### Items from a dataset
* * *

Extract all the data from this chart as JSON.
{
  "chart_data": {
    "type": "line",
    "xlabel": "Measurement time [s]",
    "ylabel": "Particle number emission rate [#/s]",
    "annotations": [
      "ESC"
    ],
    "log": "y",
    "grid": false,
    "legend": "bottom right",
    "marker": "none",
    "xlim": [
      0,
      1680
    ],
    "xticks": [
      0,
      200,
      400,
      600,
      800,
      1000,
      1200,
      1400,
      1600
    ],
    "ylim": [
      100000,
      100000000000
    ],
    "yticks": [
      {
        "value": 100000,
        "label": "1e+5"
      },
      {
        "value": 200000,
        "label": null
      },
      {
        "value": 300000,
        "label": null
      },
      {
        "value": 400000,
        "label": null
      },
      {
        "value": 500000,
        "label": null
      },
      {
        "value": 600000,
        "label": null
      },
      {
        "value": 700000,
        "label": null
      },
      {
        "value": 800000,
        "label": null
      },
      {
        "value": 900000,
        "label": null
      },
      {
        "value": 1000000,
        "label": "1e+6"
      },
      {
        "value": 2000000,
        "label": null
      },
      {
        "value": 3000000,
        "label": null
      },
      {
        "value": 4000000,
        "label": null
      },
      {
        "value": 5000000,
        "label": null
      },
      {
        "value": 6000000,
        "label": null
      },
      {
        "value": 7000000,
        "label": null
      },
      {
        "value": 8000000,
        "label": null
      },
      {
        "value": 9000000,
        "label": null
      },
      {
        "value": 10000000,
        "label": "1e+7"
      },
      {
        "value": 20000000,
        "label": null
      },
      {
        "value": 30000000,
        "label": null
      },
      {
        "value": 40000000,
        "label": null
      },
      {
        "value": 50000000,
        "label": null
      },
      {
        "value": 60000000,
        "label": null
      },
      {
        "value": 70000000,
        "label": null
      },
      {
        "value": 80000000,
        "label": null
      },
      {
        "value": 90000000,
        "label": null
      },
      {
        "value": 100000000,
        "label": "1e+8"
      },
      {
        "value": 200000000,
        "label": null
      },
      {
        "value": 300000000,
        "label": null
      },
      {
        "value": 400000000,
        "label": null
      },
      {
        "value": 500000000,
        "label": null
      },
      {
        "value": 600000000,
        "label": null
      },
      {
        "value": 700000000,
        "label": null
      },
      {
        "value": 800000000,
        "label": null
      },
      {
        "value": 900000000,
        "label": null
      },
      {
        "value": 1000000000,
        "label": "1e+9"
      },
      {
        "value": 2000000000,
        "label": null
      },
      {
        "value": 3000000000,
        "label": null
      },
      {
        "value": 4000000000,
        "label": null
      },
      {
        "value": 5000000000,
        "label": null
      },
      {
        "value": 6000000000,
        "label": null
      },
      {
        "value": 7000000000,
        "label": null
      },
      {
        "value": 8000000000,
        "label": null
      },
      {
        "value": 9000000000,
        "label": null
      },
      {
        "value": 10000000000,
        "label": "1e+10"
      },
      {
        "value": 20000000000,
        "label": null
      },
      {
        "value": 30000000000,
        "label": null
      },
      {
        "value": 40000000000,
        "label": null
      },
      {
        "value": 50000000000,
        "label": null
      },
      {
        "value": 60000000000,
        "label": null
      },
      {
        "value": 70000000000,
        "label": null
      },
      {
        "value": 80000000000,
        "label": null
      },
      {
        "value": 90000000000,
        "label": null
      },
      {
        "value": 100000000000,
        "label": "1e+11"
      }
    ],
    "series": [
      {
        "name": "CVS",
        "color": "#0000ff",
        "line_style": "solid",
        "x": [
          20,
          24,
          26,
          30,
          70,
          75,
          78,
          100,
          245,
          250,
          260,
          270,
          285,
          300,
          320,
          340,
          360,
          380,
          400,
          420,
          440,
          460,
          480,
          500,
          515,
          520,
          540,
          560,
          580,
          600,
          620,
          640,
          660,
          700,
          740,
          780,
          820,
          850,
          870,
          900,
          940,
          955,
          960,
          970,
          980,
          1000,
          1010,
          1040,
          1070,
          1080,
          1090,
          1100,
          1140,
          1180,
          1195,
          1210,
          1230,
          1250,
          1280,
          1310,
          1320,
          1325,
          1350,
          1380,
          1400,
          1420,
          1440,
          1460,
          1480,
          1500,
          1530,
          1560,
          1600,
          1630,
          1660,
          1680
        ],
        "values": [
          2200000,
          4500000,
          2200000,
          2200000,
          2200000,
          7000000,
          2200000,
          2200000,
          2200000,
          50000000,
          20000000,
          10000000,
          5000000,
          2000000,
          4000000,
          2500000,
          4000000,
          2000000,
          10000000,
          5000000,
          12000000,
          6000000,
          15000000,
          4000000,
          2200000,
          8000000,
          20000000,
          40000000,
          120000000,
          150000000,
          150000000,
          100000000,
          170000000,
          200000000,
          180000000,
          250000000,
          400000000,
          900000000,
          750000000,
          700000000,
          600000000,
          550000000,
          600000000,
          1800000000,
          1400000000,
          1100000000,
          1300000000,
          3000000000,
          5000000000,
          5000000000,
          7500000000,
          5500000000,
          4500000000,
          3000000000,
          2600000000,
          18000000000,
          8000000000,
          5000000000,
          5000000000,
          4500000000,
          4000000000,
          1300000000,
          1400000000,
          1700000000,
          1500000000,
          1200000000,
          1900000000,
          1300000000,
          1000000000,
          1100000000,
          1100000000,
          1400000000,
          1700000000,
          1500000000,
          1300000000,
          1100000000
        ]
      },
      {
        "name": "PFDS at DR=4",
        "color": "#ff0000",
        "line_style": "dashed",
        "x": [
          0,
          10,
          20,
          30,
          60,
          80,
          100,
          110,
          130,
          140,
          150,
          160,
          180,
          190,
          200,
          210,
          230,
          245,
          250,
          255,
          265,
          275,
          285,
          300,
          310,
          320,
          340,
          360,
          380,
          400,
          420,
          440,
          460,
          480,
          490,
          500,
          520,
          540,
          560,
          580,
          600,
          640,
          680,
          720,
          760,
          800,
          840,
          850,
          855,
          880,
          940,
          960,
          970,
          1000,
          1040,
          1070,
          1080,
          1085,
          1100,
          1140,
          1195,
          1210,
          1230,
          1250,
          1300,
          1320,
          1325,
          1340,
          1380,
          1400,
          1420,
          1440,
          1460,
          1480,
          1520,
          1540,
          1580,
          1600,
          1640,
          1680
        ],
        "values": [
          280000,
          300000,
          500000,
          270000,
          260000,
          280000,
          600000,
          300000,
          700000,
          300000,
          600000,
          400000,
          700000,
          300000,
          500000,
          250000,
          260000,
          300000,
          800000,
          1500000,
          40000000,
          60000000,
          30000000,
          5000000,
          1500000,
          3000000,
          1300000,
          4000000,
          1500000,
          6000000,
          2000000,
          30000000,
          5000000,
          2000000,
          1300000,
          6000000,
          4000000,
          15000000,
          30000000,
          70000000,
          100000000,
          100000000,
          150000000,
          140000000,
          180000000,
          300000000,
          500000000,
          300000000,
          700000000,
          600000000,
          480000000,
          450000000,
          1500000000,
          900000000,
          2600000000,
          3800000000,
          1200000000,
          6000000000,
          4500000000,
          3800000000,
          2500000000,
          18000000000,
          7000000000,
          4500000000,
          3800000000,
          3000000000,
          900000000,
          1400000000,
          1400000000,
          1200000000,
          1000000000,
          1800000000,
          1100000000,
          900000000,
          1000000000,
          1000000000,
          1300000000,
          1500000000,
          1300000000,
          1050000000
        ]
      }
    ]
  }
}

* * *

### Exercise requirements
Quote all the records. Keep every word exact.

### Solution below
Extract all the data from this chart as JSON.
{
  "chart_data": {
    "type": "line",
    "xlabel": "Measurement time [s]",
    "ylabel": "Particle number emission rate [#/s]",
    "annotations": [
      "ESC"
    ],
    "log": "y",
    "grid": false,
    "legend": "bottom right",
    "marker": "none",
    "xlim": [
      0,
      1680
    ],
    "xticks": [
      0,
      200,
      400,
      600,
      800,
      1000,
      1200,
      1400,
      1600
    ],
    "ylim": [
      100000,
      100000000000
    ],
    "yticks": [
      {
        "value": 100000,
        "label": "1e+5"
      },
      {
        "value": 200000,
        "label": null
      },
      {
        "value": 300000,
        "label": null
      },
      {
        "value": 400000,
        "label": null
      },
      {
        "value": 500000,
        "label": null
      },
      {
        "value": 600000,
        "label": null
      },
      {
        "value": 700000,
        "label": null
      },
      {
        "value": 800000,
        "label": null
      },
      {
        "value": 900000,
        "label": null
      },
      {
        "value": 1000000,
        "label": "1e+6"
      },
      {
        "value": 2000000,
        "label": null
      },
      {
        "value": 3000000,
        "label": null
      },
      {
        "value": 4000000,
        "label": null
      },
      {
        "value": 5000000,
        "label": null
      },
      {
        "value": 6000000,
        "label": null
      },
      {
        "value": 7000000,
        "label": null
      },
      {
        "value": 8000000,
        "label": null
      },
      {
        "value": 9000000,
        "label": null
      },
      {
        "value": 10000000,
        "label": "1e+7"
      },
      {
        "value": 20000000,
        "label": null
      },
      {
        "value": 30000000,
        "label": null
      },
      {
        "value": 40000000,
        "label": null
      },
      {
        "value": 50000000,
        "label": null
      },
      {
        "value": 60000000,
        "label": null
      },
      {
        "value": 70000000,
        "label": null
      },
      {
        "value": 80000000,
        "label": null
      },
      {
        "value": 90000000,
        "label": null
      },
      {
        "value": 100000000,
        "label": "1e+8"
      },
      {
        "value": 200000000,
        "label": null
      },
      {
        "value": 300000000,
        "label": null
      },
      {
        "value": 400000000,
        "label": null
      },
      {
        "value": 500000000,
        "label": null
      },
      {
        "value": 600000000,
        "label": null
      },
      {
        "value": 700000000,
        "label": null
      },
      {
        "value": 800000000,
        "label": null
      },
      {
        "value": 900000000,
        "label": null
      },
      {
        "value": 1000000000,
        "label": "1e+9"
      },
      {
        "value": 2000000000,
        "label": null
      },
      {
        "value": 3000000000,
        "label": null
      },
      {
        "value": 4000000000,
        "label": null
      },
      {
        "value": 5000000000,
        "label": null
      },
      {
        "value": 6000000000,
        "label": null
      },
      {
        "value": 7000000000,
        "label": null
      },
      {
        "value": 8000000000,
        "label": null
      },
      {
        "value": 9000000000,
        "label": null
      },
      {
        "value": 10000000000,
        "label": "1e+10"
      },
      {
        "value": 20000000000,
        "label": null
      },
      {
        "value": 30000000000,
        "label": null
      },
      {
        "value": 40000000000,
        "label": null
      },
      {
        "value": 50000000000,
        "label": null
      },
      {
        "value": 60000000000,
        "label": null
      },
      {
        "value": 70000000000,
        "label": null
      },
      {
        "value": 80000000000,
        "label": null
      },
      {
        "value": 90000000000,
        "label": null
      },
      {
        "value": 100000000000,
        "label": "1e+11"
      }
    ],
    "series": [
      {
        "name": "CVS",
        "color": "#0000ff",
        "line_style": "solid",
        "x": [
          20,
          24,
          26,
          30,
          70,
          75,
          78,
          100,
          245,
          250,
          260,
          270,
          285,
          300,
          320,
          340,
          360,
          380,
          400,
          420,
          440,
          460,
          480,
          500,
          515,
          520,
          540,
          560,
          580,
          600,
          620,
          640,
          660,
          700,
          740,
          780,
          820,
          850,
          870,
          900,
          940,
          955,
          960,
          970,
          980,
          1000,
          1010,
          1040,
          1070,
          1080,
          1090,
          1100,
          1140,
          1180,
          1195,
          1210,
          1230,
          1250,
          1280,
          1310,
          1320,
          1325,
          1350,
          1380,
          1400,
          1420,
          1440,
          1460,
          1480,
          1500,
          1530,
          1560,
          1600,
          1630,
          1660,
          1680
        ],
        "values": [
          2200000,
          4500000,
          2200000,
          2200000,
          2200000,
          7000000,
          2200000,
          2200000,
          2200000,
          50000000,
          20000000,
          10000000,
          5000000,
          2000000,
          4000000,
          2500000,
          4000000,
          2000000,
          10000000,
          5000000,
          12000000,
          6000000,
          15000000,
          4000000,
          2200000,
          8000000,
          20000000,
          40000000,
          120000000,
          150000000,
          150000000,
          100000000,
          170000000,
          200000000,
          180000000,
          250000000,
          400000000,
          900000000,
          750000000,
          700000000,
          600000000,
          550000000,
          600000000,
          1800000000,
          1400000000,
          1100000000,
          1300000000,
          3000000000,
          5000000000,
          5000000000,
          7500000000,
          5500000000,
          4500000000,
          3000000000,
          2600000000,
          18000000000,
          8000000000,
          5000000000,
          5000000000,
          4500000000,
          4000000000,
          1300000000,
          1400000000,
          1700000000,
          1500000000,
          1200000000,
          1900000000,
          1300000000,
          1000000000,
          1100000000,
          1100000000,
          1400000000,
          1700000000,
          1500000000,
          1300000000,
          1100000000
        ]
      },
      {
        "name": "PFDS at DR=4",
        "color": "#ff0000",
        "line_style": "dashed",
        "x": [
          0,
          10,
          20,
          30,
          60,
          80,
          100,
          110,
          130,
          140,
          150,
          160,
          180,
          190,
          200,
          210,
          230,
          245,
          250,
          255,
          265,
          275,
          285,
          300,
          310,
          320,
          340,
          360,
          380,
          400,
          420,
          440,
          460,
          480,
          490,
          500,
          520,
          540,
          560,
          580,
          600,
          640,
          680,
          720,
          760,
          800,
          840,
          850,
          855,
          880,
          940,
          960,
          970,
          1000,
          1040,
          1070,
          1080,
          1085,
          1100,
          1140,
          1195,
          1210,
          1230,
          1250,
          1300,
          1320,
          1325,
          1340,
          1380,
          1400,
          1420,
          1440,
          1460,
          1480,
          1520,
          1540,
          1580,
          1600,
          1640,
          1680
        ],
        "values": [
          280000,
          300000,
          500000,
          270000,
          260000,
          280000,
          600000,
          300000,
          700000,
          300000,
          600000,
          400000,
          700000,
          300000,
          500000,
          250000,
          260000,
          300000,
          800000,
          1500000,
          40000000,
          60000000,
          30000000,
          5000000,
          1500000,
          3000000,
          1300000,
          4000000,
          1500000,
          6000000,
          2000000,
          30000000,
          5000000,
          2000000,
          1300000,
          6000000,
          4000000,
          15000000,
          30000000,
          70000000,
          100000000,
          100000000,
          150000000,
          140000000,
          180000000,
          300000000,
          500000000,
          300000000,
          700000000,
          600000000,
          480000000,
          450000000,
          1500000000,
          900000000,
          2600000000,
          3800000000,
          1200000000,
          6000000000,
          4500000000,
          3800000000,
          2500000000,
          18000000000,
          7000000000,
          4500000000,
          3800000000,
          3000000000,
          900000000,
          1400000000,
          1400000000,
          1200000000,
          1000000000,
          1800000000,
          1100000000,
          900000000,
          1000000000,
          1000000000,
          1300000000,
          1500000000,
          1300000000,
          1050000000
        ]
      }
    ]
  }
}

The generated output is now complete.